------ Data

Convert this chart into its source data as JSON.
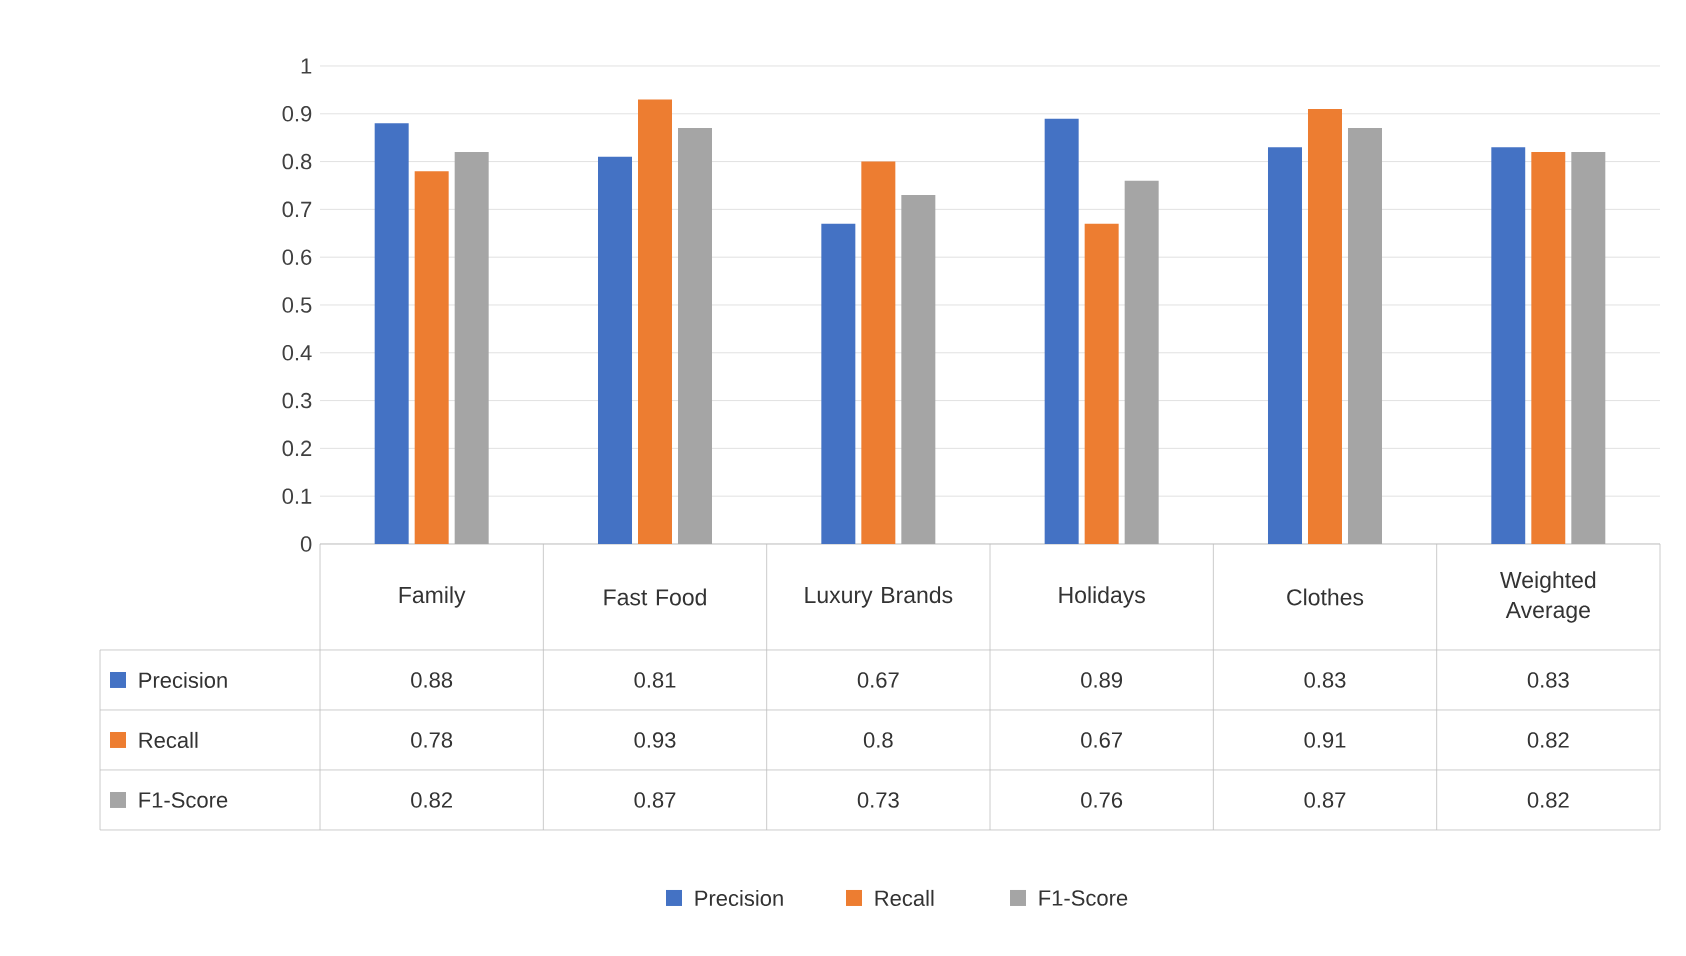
{
  "chart_data": {
    "type": "bar",
    "categories": [
      "Family",
      "Fast Food",
      "Luxury Brands",
      "Holidays",
      "Clothes",
      "Weighted Average"
    ],
    "series": [
      {
        "name": "Precision",
        "color": "#4472c4",
        "values": [
          0.88,
          0.81,
          0.67,
          0.89,
          0.83,
          0.83
        ]
      },
      {
        "name": "Recall",
        "color": "#ed7d31",
        "values": [
          0.78,
          0.93,
          0.8,
          0.67,
          0.91,
          0.82
        ]
      },
      {
        "name": "F1-Score",
        "color": "#a5a5a5",
        "values": [
          0.82,
          0.87,
          0.73,
          0.76,
          0.87,
          0.82
        ]
      }
    ],
    "ylim": [
      0,
      1
    ],
    "yticks": [
      0,
      0.1,
      0.2,
      0.3,
      0.4,
      0.5,
      0.6,
      0.7,
      0.8,
      0.9,
      1
    ],
    "grid": "y",
    "legend": "bottom",
    "data_labels": true
  }
}
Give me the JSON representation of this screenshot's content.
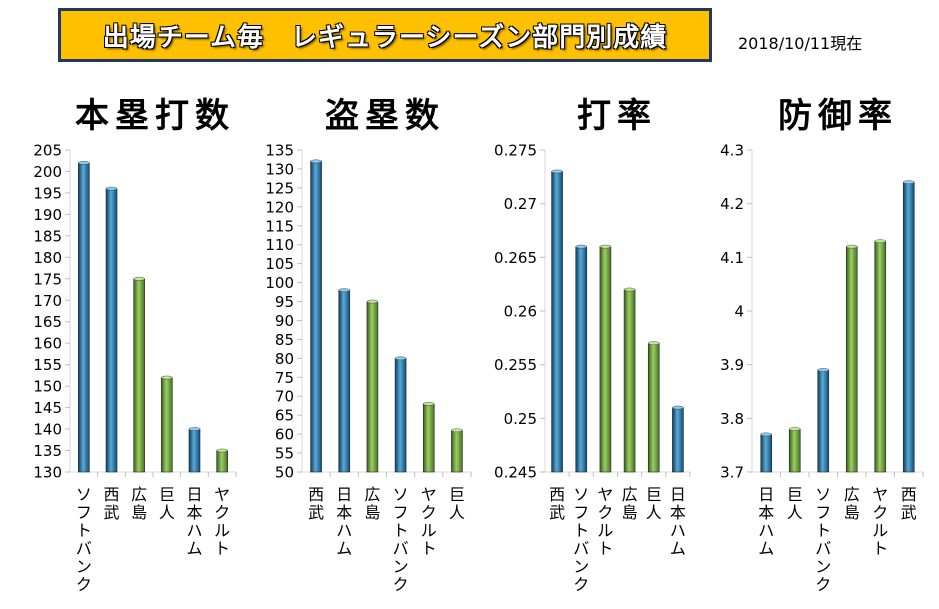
{
  "header": {
    "title": "出場チーム毎　レギュラーシーズン部門別成績",
    "as_of": "2018/10/11現在"
  },
  "colors": {
    "blue": "#1f77b4",
    "green": "#70ad47",
    "axis": "#d9d9d9"
  },
  "chart_data": [
    {
      "type": "bar",
      "title": "本塁打数",
      "categories": [
        "ソフトバンク",
        "西武",
        "広島",
        "巨人",
        "日本ハム",
        "ヤクルト"
      ],
      "values": [
        202,
        196,
        175,
        152,
        140,
        135
      ],
      "bar_colors": [
        "blue",
        "blue",
        "green",
        "green",
        "blue",
        "green"
      ],
      "ylim": [
        130,
        205
      ],
      "yticks": [
        "130",
        "135",
        "140",
        "145",
        "150",
        "155",
        "160",
        "165",
        "170",
        "175",
        "180",
        "185",
        "190",
        "195",
        "200",
        "205"
      ]
    },
    {
      "type": "bar",
      "title": "盗塁数",
      "categories": [
        "西武",
        "日本ハム",
        "広島",
        "ソフトバンク",
        "ヤクルト",
        "巨人"
      ],
      "values": [
        132,
        98,
        95,
        80,
        68,
        61
      ],
      "bar_colors": [
        "blue",
        "blue",
        "green",
        "blue",
        "green",
        "green"
      ],
      "ylim": [
        50,
        135
      ],
      "yticks": [
        "50",
        "55",
        "60",
        "65",
        "70",
        "75",
        "80",
        "85",
        "90",
        "95",
        "100",
        "105",
        "110",
        "115",
        "120",
        "125",
        "130",
        "135"
      ]
    },
    {
      "type": "bar",
      "title": "打率",
      "categories": [
        "西武",
        "ソフトバンク",
        "ヤクルト",
        "広島",
        "巨人",
        "日本ハム"
      ],
      "values": [
        0.273,
        0.266,
        0.266,
        0.262,
        0.257,
        0.251
      ],
      "bar_colors": [
        "blue",
        "blue",
        "green",
        "green",
        "green",
        "blue"
      ],
      "ylim": [
        0.245,
        0.275
      ],
      "yticks": [
        "0.245",
        "0.25",
        "0.255",
        "0.26",
        "0.265",
        "0.27",
        "0.275"
      ]
    },
    {
      "type": "bar",
      "title": "防御率",
      "categories": [
        "日本ハム",
        "巨人",
        "ソフトバンク",
        "広島",
        "ヤクルト",
        "西武"
      ],
      "values": [
        3.77,
        3.78,
        3.89,
        4.12,
        4.13,
        4.24
      ],
      "bar_colors": [
        "blue",
        "green",
        "blue",
        "green",
        "green",
        "blue"
      ],
      "ylim": [
        3.7,
        4.3
      ],
      "yticks": [
        "3.7",
        "3.8",
        "3.9",
        "4",
        "4.1",
        "4.2",
        "4.3"
      ]
    }
  ]
}
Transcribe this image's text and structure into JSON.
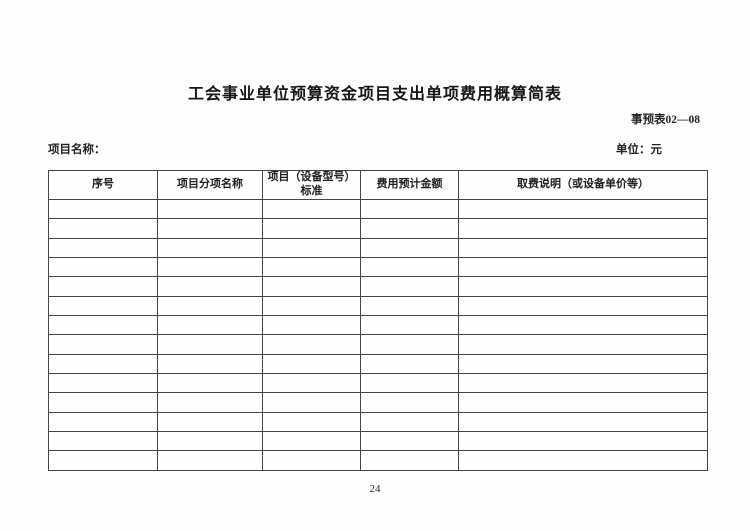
{
  "page": {
    "title": "工会事业单位预算资金项目支出单项费用概算简表",
    "form_code": "事预表02—08",
    "project_name_label": "项目名称：",
    "unit_label": "单位：元",
    "page_number": "24"
  },
  "table": {
    "columns": [
      "序号",
      "项目分项名称",
      "项目（设备型号）\n标准",
      "费用预计金额",
      "取费说明（或设备单价等）"
    ],
    "rows": [
      [
        "",
        "",
        "",
        "",
        ""
      ],
      [
        "",
        "",
        "",
        "",
        ""
      ],
      [
        "",
        "",
        "",
        "",
        ""
      ],
      [
        "",
        "",
        "",
        "",
        ""
      ],
      [
        "",
        "",
        "",
        "",
        ""
      ],
      [
        "",
        "",
        "",
        "",
        ""
      ],
      [
        "",
        "",
        "",
        "",
        ""
      ],
      [
        "",
        "",
        "",
        "",
        ""
      ],
      [
        "",
        "",
        "",
        "",
        ""
      ],
      [
        "",
        "",
        "",
        "",
        ""
      ],
      [
        "",
        "",
        "",
        "",
        ""
      ],
      [
        "",
        "",
        "",
        "",
        ""
      ],
      [
        "",
        "",
        "",
        "",
        ""
      ],
      [
        "",
        "",
        "",
        "",
        ""
      ]
    ]
  }
}
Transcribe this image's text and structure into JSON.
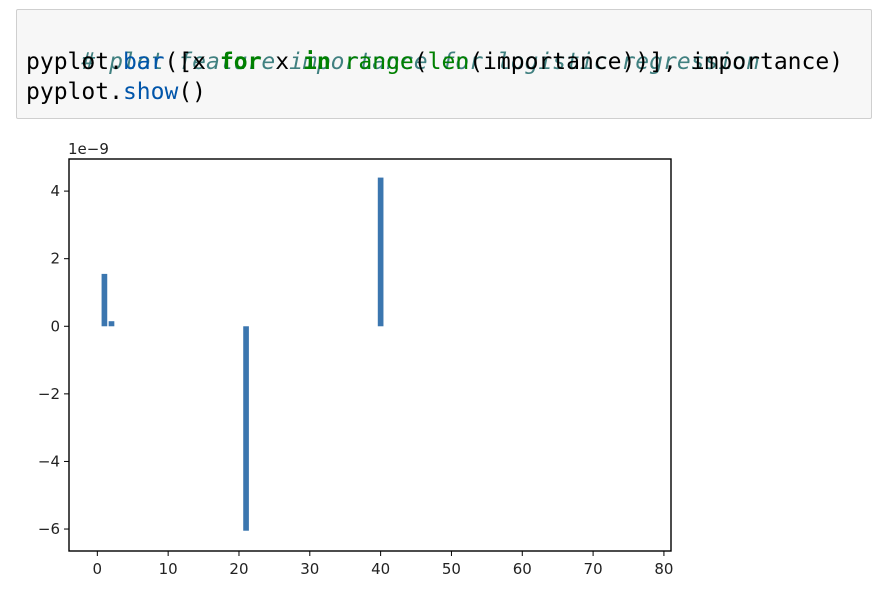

------------

▶ _To be done_
The listing above needs to be output again exactly. Don't include the pictures.

▶ _Exercise solution_
Convert this chart into its source data as JSON.
{
  "chart_data": {
    "type": "bar",
    "categories": [
      "Family",
      "Fast Food",
      "Luxury Brands",
      "Holidays",
      "Clothes",
      "Weighted Average"
    ],
    "series": [
      {
        "name": "Precision",
        "color": "#4472c4",
        "values": [
          0.88,
          0.81,
          0.67,
          0.89,
          0.83,
          0.83
        ]
      },
      {
        "name": "Recall",
        "color": "#ed7d31",
        "values": [
          0.78,
          0.93,
          0.8,
          0.67,
          0.91,
          0.82
        ]
      },
      {
        "name": "F1-Score",
        "color": "#a5a5a5",
        "values": [
          0.82,
          0.87,
          0.73,
          0.76,
          0.87,
          0.82
        ]
      }
    ],
    "ylim": [
      0,
      1
    ],
    "yticks": [
      0,
      0.1,
      0.2,
      0.3,
      0.4,
      0.5,
      0.6,
      0.7,
      0.8,
      0.9,
      1
    ],
    "grid": "y",
    "legend": "bottom",
    "data_labels": true
  }
}
Give me the JSON representation of this screenshot's content.
{
  "header": {
    "title": "出場チーム毎　レギュラーシーズン部門別成績",
    "as_of": "2018/10/11現在"
  },
  "colors": {
    "blue": "#1f77b4",
    "green": "#70ad47",
    "axis": "#d9d9d9"
  },
  "chart_data": [
    {
      "type": "bar",
      "title": "本塁打数",
      "categories": [
        "ソフトバンク",
        "西武",
        "広島",
        "巨人",
        "日本ハム",
        "ヤクルト"
      ],
      "values": [
        202,
        196,
        175,
        152,
        140,
        135
      ],
      "bar_colors": [
        "blue",
        "blue",
        "green",
        "green",
        "blue",
        "green"
      ],
      "ylim": [
        130,
        205
      ],
      "yticks": [
        "130",
        "135",
        "140",
        "145",
        "150",
        "155",
        "160",
        "165",
        "170",
        "175",
        "180",
        "185",
        "190",
        "195",
        "200",
        "205"
      ]
    },
    {
      "type": "bar",
      "title": "盗塁数",
      "categories": [
        "西武",
        "日本ハム",
        "広島",
        "ソフトバンク",
        "ヤクルト",
        "巨人"
      ],
      "values": [
        132,
        98,
        95,
        80,
        68,
        61
      ],
      "bar_colors": [
        "blue",
        "blue",
        "green",
        "blue",
        "green",
        "green"
      ],
      "ylim": [
        50,
        135
      ],
      "yticks": [
        "50",
        "55",
        "60",
        "65",
        "70",
        "75",
        "80",
        "85",
        "90",
        "95",
        "100",
        "105",
        "110",
        "115",
        "120",
        "125",
        "130",
        "135"
      ]
    },
    {
      "type": "bar",
      "title": "打率",
      "categories": [
        "西武",
        "ソフトバンク",
        "ヤクルト",
        "広島",
        "巨人",
        "日本ハム"
      ],
      "values": [
        0.273,
        0.266,
        0.266,
        0.262,
        0.257,
        0.251
      ],
      "bar_colors": [
        "blue",
        "blue",
        "green",
        "green",
        "green",
        "blue"
      ],
      "ylim": [
        0.245,
        0.275
      ],
      "yticks": [
        "0.245",
        "0.25",
        "0.255",
        "0.26",
        "0.265",
        "0.27",
        "0.275"
      ]
    },
    {
      "type": "bar",
      "title": "防御率",
      "categories": [
        "日本ハム",
        "巨人",
        "ソフトバンク",
        "広島",
        "ヤクルト",
        "西武"
      ],
      "values": [
        3.77,
        3.78,
        3.89,
        4.12,
        4.13,
        4.24
      ],
      "bar_colors": [
        "blue",
        "green",
        "blue",
        "green",
        "green",
        "blue"
      ],
      "ylim": [
        3.7,
        4.3
      ],
      "yticks": [
        "3.7",
        "3.8",
        "3.9",
        "4",
        "4.1",
        "4.2",
        "4.3"
      ]
    }
  ]
}
Transcribe this image's text and structure into JSON.
{
  "page": {
    "title": "工会事业单位预算资金项目支出单项费用概算简表",
    "form_code": "事预表02—08",
    "project_name_label": "项目名称：",
    "unit_label": "单位：元",
    "page_number": "24"
  },
  "table": {
    "columns": [
      "序号",
      "项目分项名称",
      "项目（设备型号）\n标准",
      "费用预计金额",
      "取费说明（或设备单价等）"
    ],
    "rows": [
      [
        "",
        "",
        "",
        "",
        ""
      ],
      [
        "",
        "",
        "",
        "",
        ""
      ],
      [
        "",
        "",
        "",
        "",
        ""
      ],
      [
        "",
        "",
        "",
        "",
        ""
      ],
      [
        "",
        "",
        "",
        "",
        ""
      ],
      [
        "",
        "",
        "",
        "",
        ""
      ],
      [
        "",
        "",
        "",
        "",
        ""
      ],
      [
        "",
        "",
        "",
        "",
        ""
      ],
      [
        "",
        "",
        "",
        "",
        ""
      ],
      [
        "",
        "",
        "",
        "",
        ""
      ],
      [
        "",
        "",
        "",
        "",
        ""
      ],
      [
        "",
        "",
        "",
        "",
        ""
      ],
      [
        "",
        "",
        "",
        "",
        ""
      ],
      [
        "",
        "",
        "",
        "",
        ""
      ]
    ]
  }
}
Transcribe this image's text and structure into JSON.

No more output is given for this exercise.